── ENTRIES SUPPLIED ──
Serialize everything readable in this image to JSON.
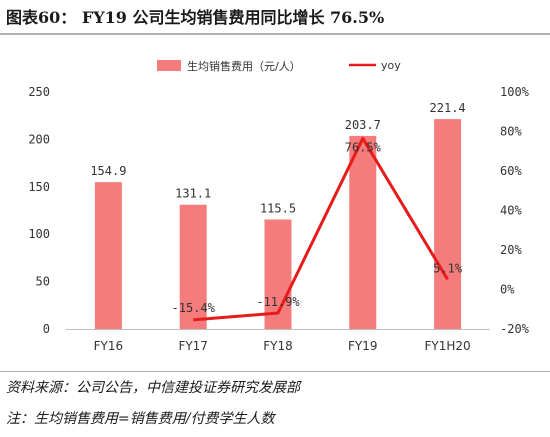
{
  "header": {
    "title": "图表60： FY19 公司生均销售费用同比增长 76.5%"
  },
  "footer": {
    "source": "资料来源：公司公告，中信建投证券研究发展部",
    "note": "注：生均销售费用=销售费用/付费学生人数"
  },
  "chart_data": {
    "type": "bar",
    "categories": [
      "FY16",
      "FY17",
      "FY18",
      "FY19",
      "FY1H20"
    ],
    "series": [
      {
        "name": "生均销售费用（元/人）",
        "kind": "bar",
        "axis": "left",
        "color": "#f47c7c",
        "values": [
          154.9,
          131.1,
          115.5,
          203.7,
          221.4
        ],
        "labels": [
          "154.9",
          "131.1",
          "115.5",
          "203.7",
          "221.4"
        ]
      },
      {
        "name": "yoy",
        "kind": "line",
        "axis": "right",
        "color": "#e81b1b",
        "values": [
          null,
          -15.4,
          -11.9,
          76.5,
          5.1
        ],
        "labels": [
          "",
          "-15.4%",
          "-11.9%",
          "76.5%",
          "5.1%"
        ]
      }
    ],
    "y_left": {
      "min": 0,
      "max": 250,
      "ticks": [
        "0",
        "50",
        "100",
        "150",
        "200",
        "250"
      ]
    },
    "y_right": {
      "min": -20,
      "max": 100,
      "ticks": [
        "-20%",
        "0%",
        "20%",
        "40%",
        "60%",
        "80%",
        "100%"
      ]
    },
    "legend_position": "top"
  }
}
───
── ENTRIES SUPPLIED ──
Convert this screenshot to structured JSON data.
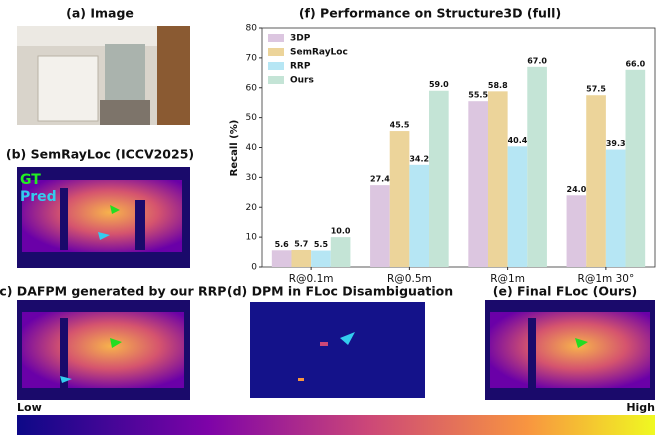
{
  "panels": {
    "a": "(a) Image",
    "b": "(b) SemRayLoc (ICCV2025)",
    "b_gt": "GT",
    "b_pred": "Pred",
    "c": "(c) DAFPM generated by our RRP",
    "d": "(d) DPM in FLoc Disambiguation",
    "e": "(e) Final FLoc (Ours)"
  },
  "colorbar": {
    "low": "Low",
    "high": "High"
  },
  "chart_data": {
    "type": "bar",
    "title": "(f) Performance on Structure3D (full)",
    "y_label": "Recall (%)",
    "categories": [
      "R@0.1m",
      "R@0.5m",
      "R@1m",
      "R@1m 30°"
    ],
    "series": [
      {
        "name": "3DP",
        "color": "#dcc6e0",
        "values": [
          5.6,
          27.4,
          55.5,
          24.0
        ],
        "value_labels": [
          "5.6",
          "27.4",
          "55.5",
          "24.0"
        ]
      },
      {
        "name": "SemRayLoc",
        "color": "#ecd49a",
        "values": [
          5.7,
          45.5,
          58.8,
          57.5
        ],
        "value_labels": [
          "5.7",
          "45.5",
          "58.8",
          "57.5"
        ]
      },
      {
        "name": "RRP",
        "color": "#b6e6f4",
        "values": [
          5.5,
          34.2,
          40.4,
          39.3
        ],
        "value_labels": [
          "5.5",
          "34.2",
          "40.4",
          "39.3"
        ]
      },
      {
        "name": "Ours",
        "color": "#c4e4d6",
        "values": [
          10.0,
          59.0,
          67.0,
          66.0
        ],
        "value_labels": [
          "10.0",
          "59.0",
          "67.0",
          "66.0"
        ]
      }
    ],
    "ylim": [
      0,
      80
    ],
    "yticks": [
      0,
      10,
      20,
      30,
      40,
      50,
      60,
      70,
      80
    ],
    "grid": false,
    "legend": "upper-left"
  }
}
───
── ENTRIES SUPPLIED ──
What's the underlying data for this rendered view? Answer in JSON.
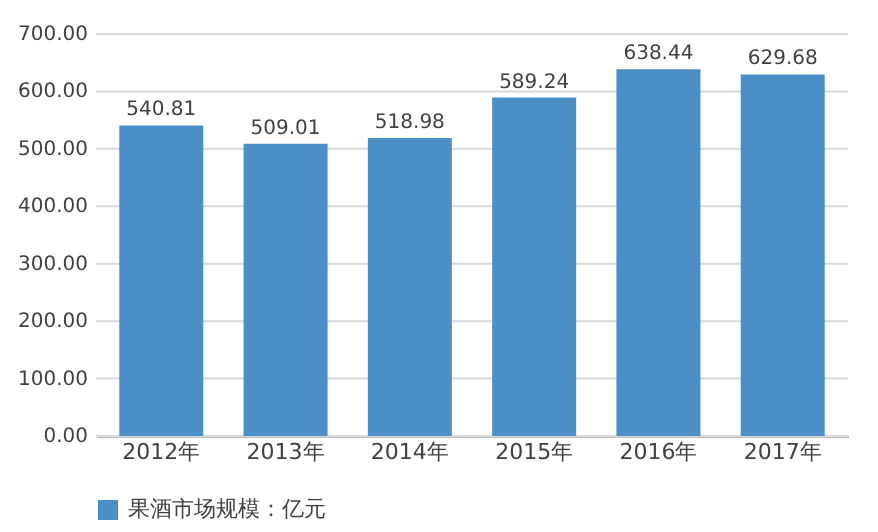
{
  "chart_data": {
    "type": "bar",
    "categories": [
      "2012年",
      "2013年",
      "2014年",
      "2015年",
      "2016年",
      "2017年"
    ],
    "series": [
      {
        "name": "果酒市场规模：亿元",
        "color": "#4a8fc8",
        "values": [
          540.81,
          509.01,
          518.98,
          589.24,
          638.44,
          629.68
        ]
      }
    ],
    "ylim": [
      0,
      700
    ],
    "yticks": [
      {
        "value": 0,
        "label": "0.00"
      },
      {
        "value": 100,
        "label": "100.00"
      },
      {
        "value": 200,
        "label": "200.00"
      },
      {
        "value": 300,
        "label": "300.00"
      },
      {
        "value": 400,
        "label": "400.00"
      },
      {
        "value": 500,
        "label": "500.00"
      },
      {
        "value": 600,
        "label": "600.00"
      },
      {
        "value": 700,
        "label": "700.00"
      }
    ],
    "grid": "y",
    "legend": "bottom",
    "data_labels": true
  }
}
───
> _BRIEF_
Across the entries above, how many lines contain "title"? Provide only the count.

> _SOLUTION FOR THIS EXERCISE_
2